Job
Identify all lines below that hold "Accounts" and collect them.

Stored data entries
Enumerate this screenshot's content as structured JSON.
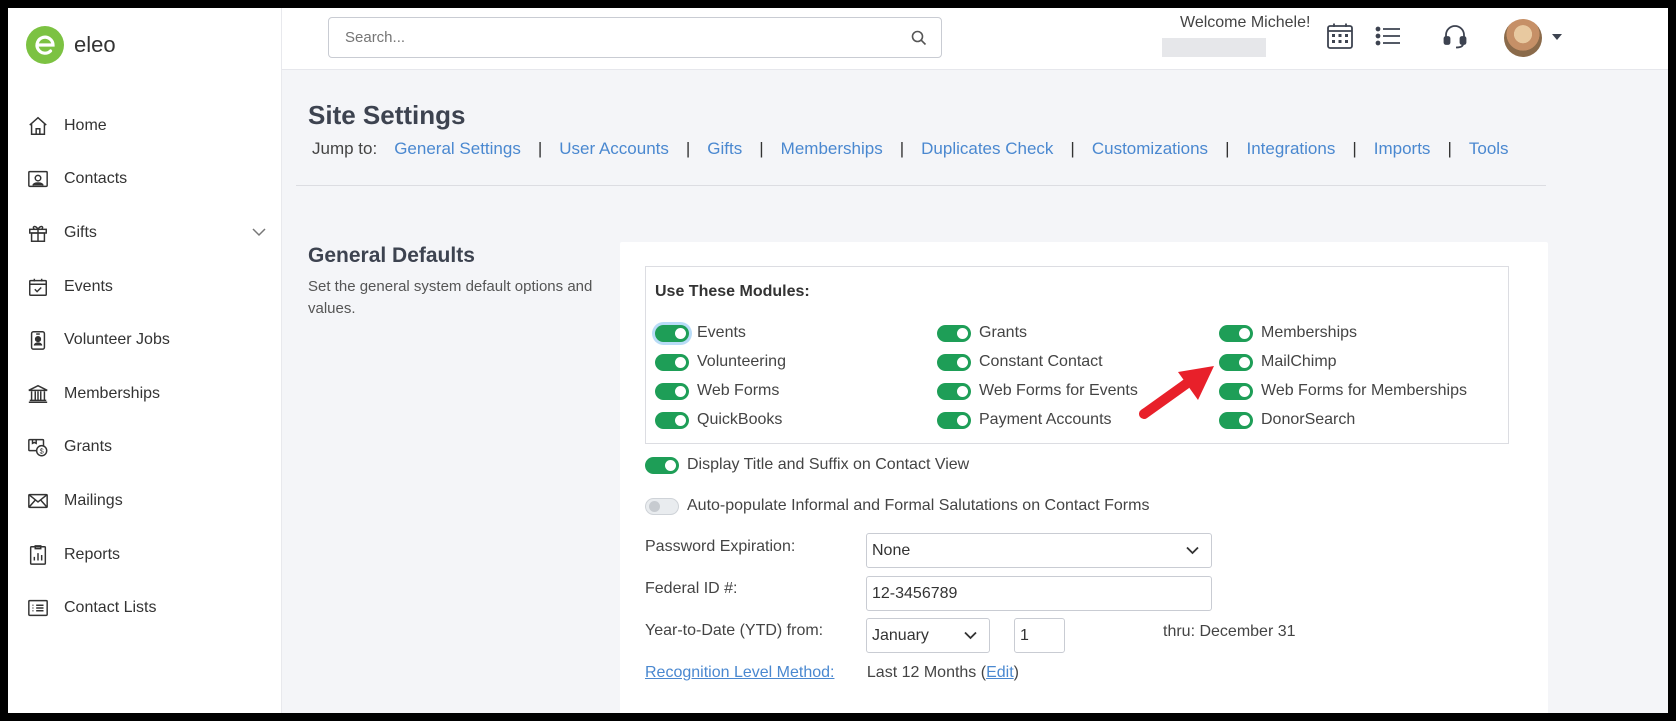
{
  "sidebar": {
    "logo_text": "eleo",
    "items": [
      {
        "label": "Home",
        "icon": "home-icon"
      },
      {
        "label": "Contacts",
        "icon": "contacts-icon"
      },
      {
        "label": "Gifts",
        "icon": "gift-icon"
      },
      {
        "label": "Events",
        "icon": "calendar-check-icon"
      },
      {
        "label": "Volunteer Jobs",
        "icon": "volunteer-badge-icon"
      },
      {
        "label": "Memberships",
        "icon": "building-icon"
      },
      {
        "label": "Grants",
        "icon": "grants-icon"
      },
      {
        "label": "Mailings",
        "icon": "envelope-icon"
      },
      {
        "label": "Reports",
        "icon": "report-chart-icon"
      },
      {
        "label": "Contact Lists",
        "icon": "list-icon"
      }
    ]
  },
  "header": {
    "search_placeholder": "Search...",
    "welcome": "Welcome Michele!"
  },
  "page": {
    "title": "Site Settings",
    "jump_label": "Jump to:",
    "jump_links": [
      "General Settings",
      "User Accounts",
      "Gifts",
      "Memberships",
      "Duplicates Check",
      "Customizations",
      "Integrations",
      "Imports",
      "Tools"
    ]
  },
  "general_defaults": {
    "title": "General Defaults",
    "description": "Set the general system default options and values.",
    "modules_title": "Use These Modules:",
    "modules": [
      {
        "label": "Events",
        "on": true
      },
      {
        "label": "Grants",
        "on": true
      },
      {
        "label": "Memberships",
        "on": true
      },
      {
        "label": "Volunteering",
        "on": true
      },
      {
        "label": "Constant Contact",
        "on": true
      },
      {
        "label": "MailChimp",
        "on": true
      },
      {
        "label": "Web Forms",
        "on": true
      },
      {
        "label": "Web Forms for Events",
        "on": true
      },
      {
        "label": "Web Forms for Memberships",
        "on": true
      },
      {
        "label": "QuickBooks",
        "on": true
      },
      {
        "label": "Payment Accounts",
        "on": true
      },
      {
        "label": "DonorSearch",
        "on": true
      }
    ],
    "display_title_suffix": {
      "label": "Display Title and Suffix on Contact View",
      "on": true
    },
    "auto_populate": {
      "label": "Auto-populate Informal and Formal Salutations on Contact Forms",
      "on": false
    },
    "password_expiration": {
      "label": "Password Expiration:",
      "value": "None"
    },
    "federal_id": {
      "label": "Federal ID #:",
      "value": "12-3456789"
    },
    "ytd": {
      "label": "Year-to-Date (YTD) from:",
      "month": "January",
      "day": "1",
      "thru": "thru: December 31"
    },
    "recognition": {
      "label": "Recognition Level Method:",
      "value": "Last 12 Months (",
      "edit": "Edit",
      "close": ")"
    }
  },
  "colors": {
    "accent_green": "#1e9e57",
    "link_blue": "#4a88d0",
    "brand_green": "#7cc242",
    "annotation_red": "#e8202a"
  }
}
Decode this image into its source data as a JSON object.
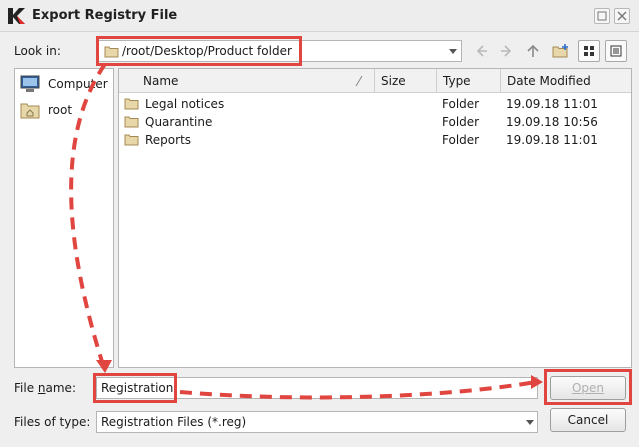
{
  "window": {
    "title": "Export Registry File",
    "buttons": [
      "minimize-icon",
      "close-icon"
    ]
  },
  "lookin": {
    "label": "Look in:",
    "path": "/root/Desktop/Product folder"
  },
  "toolbar": [
    "back-icon",
    "forward-icon",
    "parent-directory-icon",
    "new-folder-icon",
    "icon-view-icon",
    "detail-view-icon"
  ],
  "sidebar": {
    "items": [
      {
        "label": "Computer",
        "icon": "computer-icon"
      },
      {
        "label": "root",
        "icon": "home-folder-icon"
      }
    ]
  },
  "filelist": {
    "columns": [
      "Name",
      "Size",
      "Type",
      "Date Modified"
    ],
    "rows": [
      {
        "name": "Legal notices",
        "size": "",
        "type": "Folder",
        "modified": "19.09.18 11:01"
      },
      {
        "name": "Quarantine",
        "size": "",
        "type": "Folder",
        "modified": "19.09.18 10:56"
      },
      {
        "name": "Reports",
        "size": "",
        "type": "Folder",
        "modified": "19.09.18 11:01"
      }
    ]
  },
  "filename": {
    "label_pre": "File ",
    "label_accel": "n",
    "label_post": "ame:",
    "value": "Registration"
  },
  "filetype": {
    "label": "Files of type:",
    "value": "Registration Files (*.reg)"
  },
  "buttons": {
    "open": "Open",
    "cancel": "Cancel"
  },
  "colors": {
    "annotation": "#e0453f",
    "folder": "#e8d7a8"
  }
}
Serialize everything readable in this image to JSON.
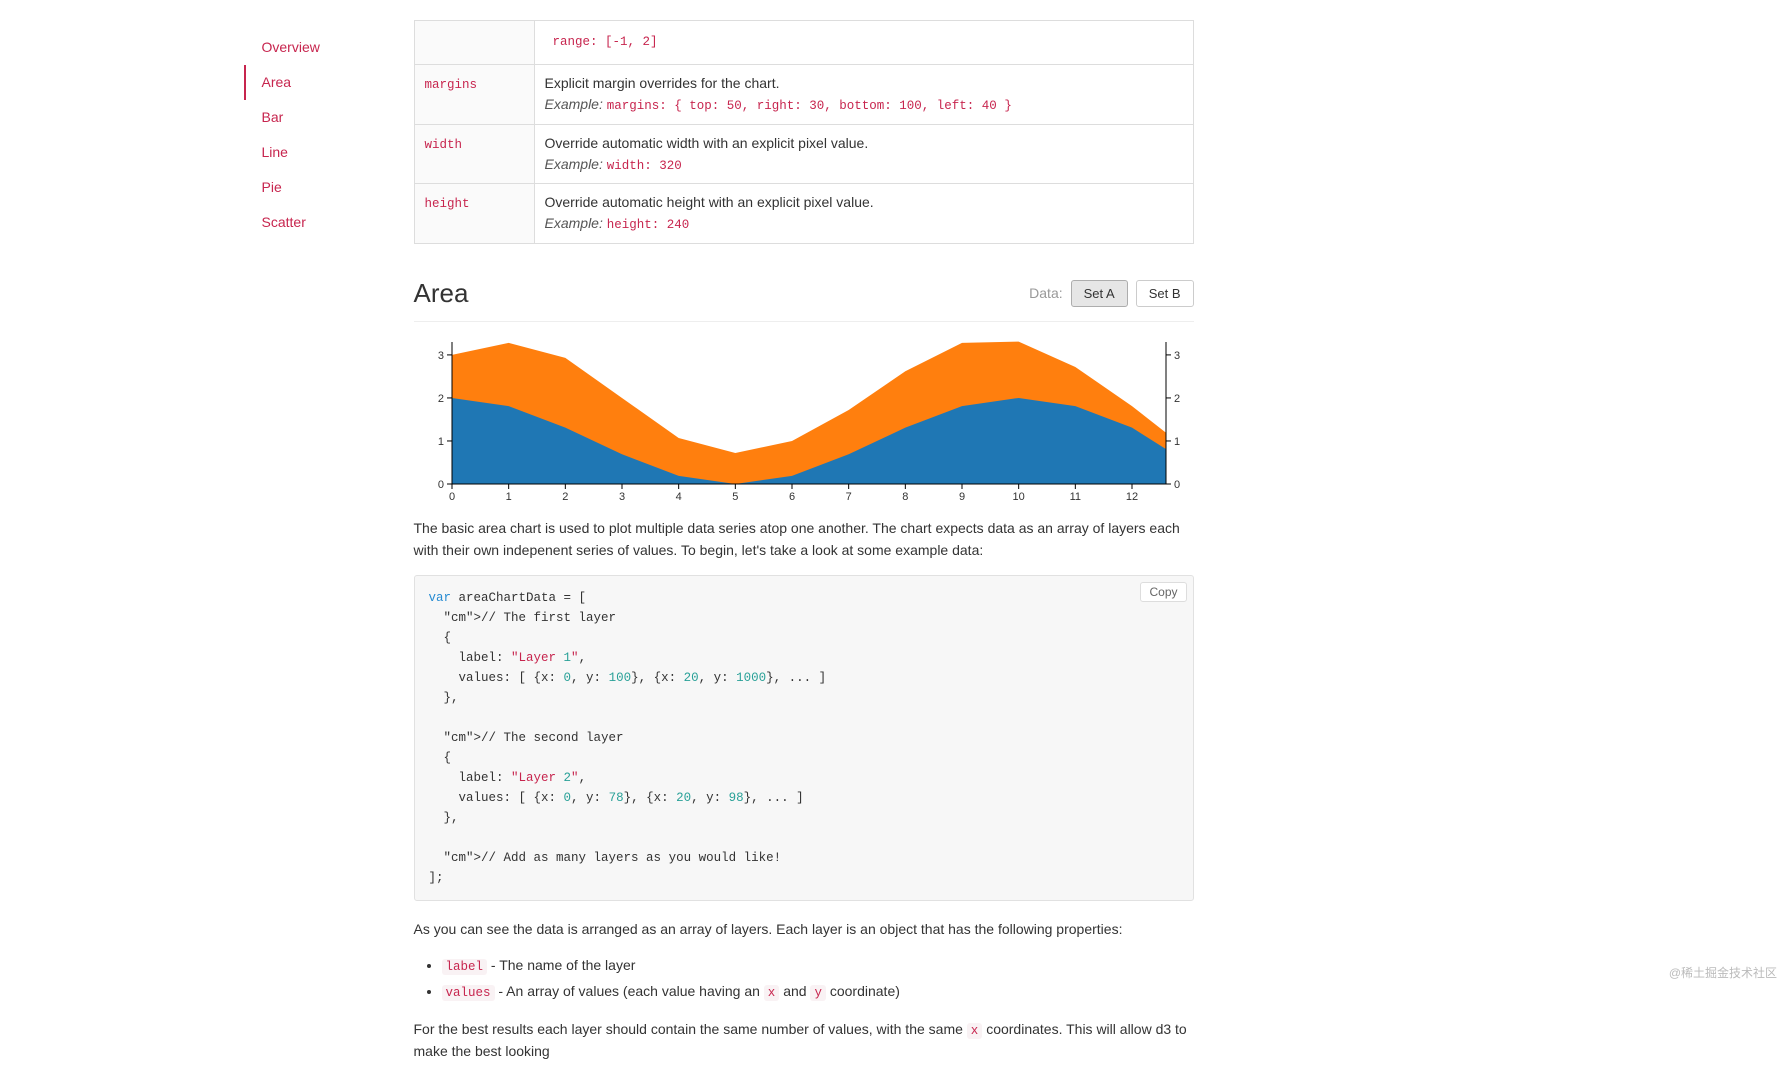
{
  "sidebar": {
    "items": [
      {
        "label": "Overview",
        "active": false
      },
      {
        "label": "Area",
        "active": true
      },
      {
        "label": "Bar",
        "active": false
      },
      {
        "label": "Line",
        "active": false
      },
      {
        "label": "Pie",
        "active": false
      },
      {
        "label": "Scatter",
        "active": false
      }
    ]
  },
  "options_table": {
    "truncated_example": "range: [-1, 2]",
    "rows": [
      {
        "key": "margins",
        "desc": "Explicit margin overrides for the chart.",
        "example_label": "Example:",
        "example_code": "margins: { top: 50, right: 30, bottom: 100, left: 40 }"
      },
      {
        "key": "width",
        "desc": "Override automatic width with an explicit pixel value.",
        "example_label": "Example:",
        "example_code": "width: 320"
      },
      {
        "key": "height",
        "desc": "Override automatic height with an explicit pixel value.",
        "example_label": "Example:",
        "example_code": "height: 240"
      }
    ]
  },
  "area": {
    "heading": "Area",
    "data_label": "Data:",
    "buttons": {
      "a": "Set A",
      "b": "Set B"
    },
    "intro": "The basic area chart is used to plot multiple data series atop one another. The chart expects data as an array of layers each with their own indepenent series of values. To begin, let's take a look at some example data:",
    "copy_label": "Copy",
    "code_lines": {
      "l0": "var areaChartData = [",
      "l1": "  // The first layer",
      "l2": "  {",
      "l3": "    label: \"Layer 1\",",
      "l4": "    values: [ {x: 0, y: 100}, {x: 20, y: 1000}, ... ]",
      "l5": "  },",
      "l6": "",
      "l7": "  // The second layer",
      "l8": "  {",
      "l9": "    label: \"Layer 2\",",
      "l10": "    values: [ {x: 0, y: 78}, {x: 20, y: 98}, ... ]",
      "l11": "  },",
      "l12": "",
      "l13": "  // Add as many layers as you would like!",
      "l14": "];"
    },
    "after_code": "As you can see the data is arranged as an array of layers. Each layer is an object that has the following properties:",
    "props": {
      "label_key": "label",
      "label_desc": " - The name of the layer",
      "values_key": "values",
      "values_desc_1": " - An array of values (each value having an ",
      "values_x": "x",
      "values_desc_2": " and ",
      "values_y": "y",
      "values_desc_3": " coordinate)"
    },
    "footer_1": "For the best results each layer should contain the same number of values, with the same ",
    "footer_x": "x",
    "footer_2": " coordinates. This will allow d3 to make the best looking"
  },
  "chart_data": {
    "type": "area",
    "title": "",
    "xlabel": "",
    "ylabel": "",
    "x": [
      0,
      1,
      2,
      3,
      4,
      5,
      6,
      7,
      8,
      9,
      10,
      11,
      12,
      12.6
    ],
    "x_ticks": [
      0,
      1,
      2,
      3,
      4,
      5,
      6,
      7,
      8,
      9,
      10,
      11,
      12
    ],
    "ylim": [
      0,
      3.3
    ],
    "y_ticks_left": [
      0,
      1,
      2,
      3
    ],
    "y_ticks_right": [
      0,
      1,
      2,
      3
    ],
    "series": [
      {
        "name": "Layer 1 (blue)",
        "color": "#1f77b4",
        "values": [
          2.0,
          1.81,
          1.31,
          0.69,
          0.19,
          0.0,
          0.19,
          0.69,
          1.31,
          1.81,
          2.0,
          1.81,
          1.31,
          0.81
        ]
      },
      {
        "name": "Layer 2 (orange)",
        "color": "#ff7f0e",
        "values": [
          3.0,
          3.28,
          2.93,
          2.0,
          1.07,
          0.72,
          1.0,
          1.72,
          2.62,
          3.28,
          3.31,
          2.72,
          1.81,
          1.19
        ]
      }
    ]
  },
  "watermark": "@稀土掘金技术社区"
}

Solution for this problem
      "User Accounts",
        "label": "Payment Accounts",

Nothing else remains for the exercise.